Le nombre des membres de l’EFRAG sera par ailleurs largement augmenté, de façon à tenir compte du fait qu’en matière de normes non financières, il y a beaucoup plus de parties prenantes que dans les normes purement financières. Seront notamment représentés la société civile, les organisations non gouvernementales et les syndicats.

Pour mettre en œuvre ce deuxième pilier, il faut que je refasse les textes fondateurs de l’EFRAG et qu’ensuite je les soumette à l’Assemblée générale des membres de l’EFRAG. En termes de calendrier, j’espère arriver à préparer les divers textes pour le 31 décembre. Ces textes seront adoptés sous la condition suspensive du feu vert final de la Commission.

Pendant cette période intermédiaire, on envisage qu’il y ait une espèce de ‘shadow’ EFRAG, qui commence à préparer le travail d’élaboration des normes, qui seront véritablement adoptées par l’EFRAG une fois que le nouveau dispositif d’organisation sera mis en place, de manière à ce qu’il ne nous soit pas reproché de ne pas avoir suivi une procédure formelle correcte.

Avec la création de ce deuxième pilier, l’EFRAG aura besoin de plus de ressources. Quelles sont vos estimations à ce stade ?

Jean-Paul Gauzès – C’est le sujet délicat. Il faut des moyens si on veut faire un travail concret et efficace. Or, actuellement, on est au stade où les moyens sont encore limités et où aucune décision véritable n’a été prise en ce qui concerne l’alimentation budgétaire de la nouvelle partie de l’EFRAG.

• [DONNÉES BRUTES]
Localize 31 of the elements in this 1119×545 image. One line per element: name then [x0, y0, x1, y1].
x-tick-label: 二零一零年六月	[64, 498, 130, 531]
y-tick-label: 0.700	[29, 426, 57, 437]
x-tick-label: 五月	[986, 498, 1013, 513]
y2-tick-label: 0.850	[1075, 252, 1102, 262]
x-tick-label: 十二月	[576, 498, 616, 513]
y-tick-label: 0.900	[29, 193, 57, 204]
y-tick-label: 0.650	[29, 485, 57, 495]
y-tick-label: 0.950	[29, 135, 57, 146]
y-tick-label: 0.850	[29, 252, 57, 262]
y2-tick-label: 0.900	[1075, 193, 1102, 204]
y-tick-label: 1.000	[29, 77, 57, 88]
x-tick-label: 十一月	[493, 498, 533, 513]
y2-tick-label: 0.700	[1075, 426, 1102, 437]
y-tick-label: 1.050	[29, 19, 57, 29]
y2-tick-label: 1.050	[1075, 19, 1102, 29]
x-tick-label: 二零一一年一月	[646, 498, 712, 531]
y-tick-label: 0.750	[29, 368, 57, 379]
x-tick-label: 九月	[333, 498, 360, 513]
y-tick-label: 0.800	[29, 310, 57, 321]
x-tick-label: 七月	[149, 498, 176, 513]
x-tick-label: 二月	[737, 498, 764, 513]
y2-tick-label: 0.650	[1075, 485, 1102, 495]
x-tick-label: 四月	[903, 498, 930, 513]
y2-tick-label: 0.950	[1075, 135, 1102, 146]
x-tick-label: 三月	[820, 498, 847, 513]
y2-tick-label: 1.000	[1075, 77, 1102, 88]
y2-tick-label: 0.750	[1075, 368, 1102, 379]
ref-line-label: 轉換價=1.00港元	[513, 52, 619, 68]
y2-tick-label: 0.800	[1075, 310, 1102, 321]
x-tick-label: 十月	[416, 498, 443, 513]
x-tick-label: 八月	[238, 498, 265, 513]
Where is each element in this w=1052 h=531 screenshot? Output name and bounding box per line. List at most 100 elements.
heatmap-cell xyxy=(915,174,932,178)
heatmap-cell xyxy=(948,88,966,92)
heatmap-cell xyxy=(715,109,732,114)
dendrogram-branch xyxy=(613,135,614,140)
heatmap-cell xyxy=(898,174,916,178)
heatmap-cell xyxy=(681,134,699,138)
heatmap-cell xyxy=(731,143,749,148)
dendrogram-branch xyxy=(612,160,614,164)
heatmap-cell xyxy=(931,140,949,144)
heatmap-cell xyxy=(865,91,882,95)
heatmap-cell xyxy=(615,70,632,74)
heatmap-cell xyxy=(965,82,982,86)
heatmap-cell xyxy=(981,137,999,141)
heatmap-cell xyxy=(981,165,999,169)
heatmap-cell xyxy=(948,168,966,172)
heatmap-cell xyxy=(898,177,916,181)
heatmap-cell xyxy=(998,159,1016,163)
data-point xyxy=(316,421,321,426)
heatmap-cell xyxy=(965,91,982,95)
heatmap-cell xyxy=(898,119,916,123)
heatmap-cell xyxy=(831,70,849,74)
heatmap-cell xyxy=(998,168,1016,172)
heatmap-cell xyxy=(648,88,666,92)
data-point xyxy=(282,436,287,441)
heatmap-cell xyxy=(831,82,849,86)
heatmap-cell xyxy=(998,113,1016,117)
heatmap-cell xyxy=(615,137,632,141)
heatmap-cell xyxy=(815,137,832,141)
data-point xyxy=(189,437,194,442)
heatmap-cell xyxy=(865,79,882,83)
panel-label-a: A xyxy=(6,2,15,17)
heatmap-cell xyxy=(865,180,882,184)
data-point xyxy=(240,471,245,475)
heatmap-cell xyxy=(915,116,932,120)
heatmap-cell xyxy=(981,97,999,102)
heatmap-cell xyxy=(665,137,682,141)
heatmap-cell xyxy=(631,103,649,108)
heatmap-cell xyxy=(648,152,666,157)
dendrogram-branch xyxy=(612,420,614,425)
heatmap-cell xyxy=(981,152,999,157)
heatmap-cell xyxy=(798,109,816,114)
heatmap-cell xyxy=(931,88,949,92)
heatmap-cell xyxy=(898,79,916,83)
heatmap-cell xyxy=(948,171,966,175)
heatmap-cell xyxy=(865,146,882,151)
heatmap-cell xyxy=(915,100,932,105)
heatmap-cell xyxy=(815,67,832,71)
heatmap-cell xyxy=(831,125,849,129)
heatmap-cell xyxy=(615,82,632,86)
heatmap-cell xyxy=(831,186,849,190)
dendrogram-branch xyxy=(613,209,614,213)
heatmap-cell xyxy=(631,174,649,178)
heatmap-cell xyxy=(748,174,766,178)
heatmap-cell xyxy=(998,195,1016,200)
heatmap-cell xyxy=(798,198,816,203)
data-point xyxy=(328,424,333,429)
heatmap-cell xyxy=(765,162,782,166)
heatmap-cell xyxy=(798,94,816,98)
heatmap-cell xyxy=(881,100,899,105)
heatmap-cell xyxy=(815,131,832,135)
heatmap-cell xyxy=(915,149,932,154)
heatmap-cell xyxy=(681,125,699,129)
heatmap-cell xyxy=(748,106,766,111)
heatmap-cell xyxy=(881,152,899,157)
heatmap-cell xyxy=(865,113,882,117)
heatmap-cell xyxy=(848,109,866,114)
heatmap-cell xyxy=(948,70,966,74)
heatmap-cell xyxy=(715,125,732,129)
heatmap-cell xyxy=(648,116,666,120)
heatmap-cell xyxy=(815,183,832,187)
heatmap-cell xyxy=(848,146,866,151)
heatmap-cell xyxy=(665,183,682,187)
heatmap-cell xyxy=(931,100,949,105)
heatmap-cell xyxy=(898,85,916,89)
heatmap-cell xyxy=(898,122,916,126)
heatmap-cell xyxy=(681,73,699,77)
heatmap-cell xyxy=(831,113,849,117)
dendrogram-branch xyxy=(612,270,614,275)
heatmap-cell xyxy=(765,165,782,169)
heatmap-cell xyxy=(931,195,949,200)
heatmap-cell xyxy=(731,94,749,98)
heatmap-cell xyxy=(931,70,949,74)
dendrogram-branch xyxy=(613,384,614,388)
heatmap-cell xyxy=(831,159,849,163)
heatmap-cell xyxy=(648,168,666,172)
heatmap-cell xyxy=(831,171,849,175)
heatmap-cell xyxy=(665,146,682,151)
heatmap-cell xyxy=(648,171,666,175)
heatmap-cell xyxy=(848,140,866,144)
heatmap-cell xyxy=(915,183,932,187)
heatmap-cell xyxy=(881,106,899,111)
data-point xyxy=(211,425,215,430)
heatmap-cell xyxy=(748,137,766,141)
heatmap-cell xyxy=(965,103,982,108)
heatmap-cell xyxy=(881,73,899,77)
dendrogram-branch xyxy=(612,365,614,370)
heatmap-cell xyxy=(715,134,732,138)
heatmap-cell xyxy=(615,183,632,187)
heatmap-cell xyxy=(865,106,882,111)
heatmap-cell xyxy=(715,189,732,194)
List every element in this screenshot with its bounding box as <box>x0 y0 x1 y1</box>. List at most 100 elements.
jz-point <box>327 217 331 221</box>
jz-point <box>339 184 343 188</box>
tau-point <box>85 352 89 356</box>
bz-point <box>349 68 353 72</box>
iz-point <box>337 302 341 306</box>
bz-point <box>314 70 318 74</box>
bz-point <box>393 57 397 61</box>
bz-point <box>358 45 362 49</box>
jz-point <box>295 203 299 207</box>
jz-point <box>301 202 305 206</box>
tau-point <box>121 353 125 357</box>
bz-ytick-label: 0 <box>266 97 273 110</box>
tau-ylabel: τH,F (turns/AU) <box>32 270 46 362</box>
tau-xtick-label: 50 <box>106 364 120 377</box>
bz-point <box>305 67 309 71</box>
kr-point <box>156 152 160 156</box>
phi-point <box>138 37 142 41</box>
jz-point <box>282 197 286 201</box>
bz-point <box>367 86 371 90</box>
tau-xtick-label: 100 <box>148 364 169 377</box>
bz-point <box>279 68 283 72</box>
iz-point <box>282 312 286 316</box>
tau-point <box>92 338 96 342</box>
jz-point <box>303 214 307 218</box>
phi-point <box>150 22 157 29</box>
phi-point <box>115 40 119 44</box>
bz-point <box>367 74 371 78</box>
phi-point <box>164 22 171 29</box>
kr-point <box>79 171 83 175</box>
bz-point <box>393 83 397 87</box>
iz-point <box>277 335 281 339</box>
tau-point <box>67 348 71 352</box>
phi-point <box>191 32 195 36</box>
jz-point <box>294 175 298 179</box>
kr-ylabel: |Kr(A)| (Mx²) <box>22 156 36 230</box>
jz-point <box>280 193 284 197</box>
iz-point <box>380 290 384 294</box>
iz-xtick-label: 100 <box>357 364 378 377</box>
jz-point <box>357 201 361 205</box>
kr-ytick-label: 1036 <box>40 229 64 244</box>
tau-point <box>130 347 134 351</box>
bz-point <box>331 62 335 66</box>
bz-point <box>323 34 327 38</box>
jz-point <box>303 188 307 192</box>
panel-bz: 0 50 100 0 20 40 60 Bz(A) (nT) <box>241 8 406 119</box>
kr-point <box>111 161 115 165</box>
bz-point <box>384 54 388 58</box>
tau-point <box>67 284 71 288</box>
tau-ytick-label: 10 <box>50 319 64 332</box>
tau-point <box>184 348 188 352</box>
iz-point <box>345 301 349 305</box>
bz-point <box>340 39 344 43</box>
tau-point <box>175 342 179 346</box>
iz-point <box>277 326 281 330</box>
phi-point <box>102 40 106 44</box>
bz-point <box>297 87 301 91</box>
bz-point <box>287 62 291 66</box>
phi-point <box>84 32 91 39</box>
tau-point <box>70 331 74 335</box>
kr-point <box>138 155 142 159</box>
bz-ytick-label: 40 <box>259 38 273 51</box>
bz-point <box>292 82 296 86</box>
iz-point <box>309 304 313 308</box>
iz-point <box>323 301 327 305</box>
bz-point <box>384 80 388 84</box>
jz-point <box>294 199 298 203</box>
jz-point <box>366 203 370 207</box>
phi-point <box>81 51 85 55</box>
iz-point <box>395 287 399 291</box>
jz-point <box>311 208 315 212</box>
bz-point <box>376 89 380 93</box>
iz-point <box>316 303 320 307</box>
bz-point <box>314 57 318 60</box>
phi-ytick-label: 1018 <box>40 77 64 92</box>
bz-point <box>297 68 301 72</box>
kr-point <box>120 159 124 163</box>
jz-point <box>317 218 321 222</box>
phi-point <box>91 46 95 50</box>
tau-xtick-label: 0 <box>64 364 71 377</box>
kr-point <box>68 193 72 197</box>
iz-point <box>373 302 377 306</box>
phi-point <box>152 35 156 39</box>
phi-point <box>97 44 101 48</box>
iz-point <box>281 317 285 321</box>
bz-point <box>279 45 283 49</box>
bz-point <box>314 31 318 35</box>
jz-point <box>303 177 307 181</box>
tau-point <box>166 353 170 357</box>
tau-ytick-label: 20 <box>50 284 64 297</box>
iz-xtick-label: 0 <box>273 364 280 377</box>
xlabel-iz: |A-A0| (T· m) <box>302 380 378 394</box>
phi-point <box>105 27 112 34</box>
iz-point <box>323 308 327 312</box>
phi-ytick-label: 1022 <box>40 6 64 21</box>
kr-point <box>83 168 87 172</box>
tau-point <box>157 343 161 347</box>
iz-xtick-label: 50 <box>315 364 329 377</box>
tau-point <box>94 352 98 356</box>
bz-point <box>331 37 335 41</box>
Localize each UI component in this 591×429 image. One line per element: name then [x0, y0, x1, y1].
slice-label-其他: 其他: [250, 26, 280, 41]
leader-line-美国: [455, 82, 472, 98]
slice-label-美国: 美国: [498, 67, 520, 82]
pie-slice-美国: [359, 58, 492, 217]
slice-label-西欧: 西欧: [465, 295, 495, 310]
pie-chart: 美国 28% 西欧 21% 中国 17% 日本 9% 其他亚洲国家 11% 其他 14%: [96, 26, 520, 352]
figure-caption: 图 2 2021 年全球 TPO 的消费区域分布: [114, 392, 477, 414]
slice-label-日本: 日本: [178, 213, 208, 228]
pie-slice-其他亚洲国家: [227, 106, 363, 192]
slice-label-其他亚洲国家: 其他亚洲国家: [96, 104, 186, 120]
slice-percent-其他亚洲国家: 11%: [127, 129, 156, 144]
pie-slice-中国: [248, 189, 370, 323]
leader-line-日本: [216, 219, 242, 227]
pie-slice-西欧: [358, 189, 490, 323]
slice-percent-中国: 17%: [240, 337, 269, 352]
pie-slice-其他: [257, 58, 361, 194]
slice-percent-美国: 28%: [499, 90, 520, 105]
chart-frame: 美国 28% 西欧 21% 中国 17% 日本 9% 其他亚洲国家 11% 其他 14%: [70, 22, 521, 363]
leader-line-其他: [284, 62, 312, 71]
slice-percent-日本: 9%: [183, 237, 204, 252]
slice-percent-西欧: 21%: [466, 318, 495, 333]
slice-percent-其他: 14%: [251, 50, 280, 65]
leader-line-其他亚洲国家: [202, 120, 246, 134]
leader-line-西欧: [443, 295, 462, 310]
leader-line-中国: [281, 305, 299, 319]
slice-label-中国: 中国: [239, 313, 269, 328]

• [QUESTIONS DE COMPRÉHENSION]
**A.** Dans l'extrait sur l'EFRAG, extrayez le passage qui commence aux mots « Pendant cette période » et se termine après les mots « à ce stade ? ».
**B.** Répondez aux questions suivantes à partir de l'extrait sur l'EFRAG :
(i) Quels acteurs seront notamment représentés parmi les membres de l'EFRAG ?
(ii) Pour quelle date espère-t-on préparer les divers textes ?
(iii) Sur quel point aucune décision véritable n'a-t-elle encore été prise ?

• [RÉPONSES PAR TÂCHE]
**A.**
Pendant cette période intermédiaire, on envisage qu’il y ait une espèce de ‘shadow’ EFRAG, qui commence à préparer le travail d’élaboration des normes, qui seront véritablement adoptées par l’EFRAG une fois que le nouveau dispositif d’organisation sera mis en place, de manière à ce qu’il ne nous soit pas reproché de ne pas avoir suivi une procédure formelle correcte.

Avec la création de ce deuxième pilier, l’EFRAG aura besoin de plus de ressources. Quelles sont vos estimations à ce stade ?

**B.**
(i) La société civile, les organisations non gouvernementales et les syndicats.
(ii) Pour le 31 décembre.
(iii) Sur l'alimentation budgétaire de la nouvelle partie de l'EFRAG.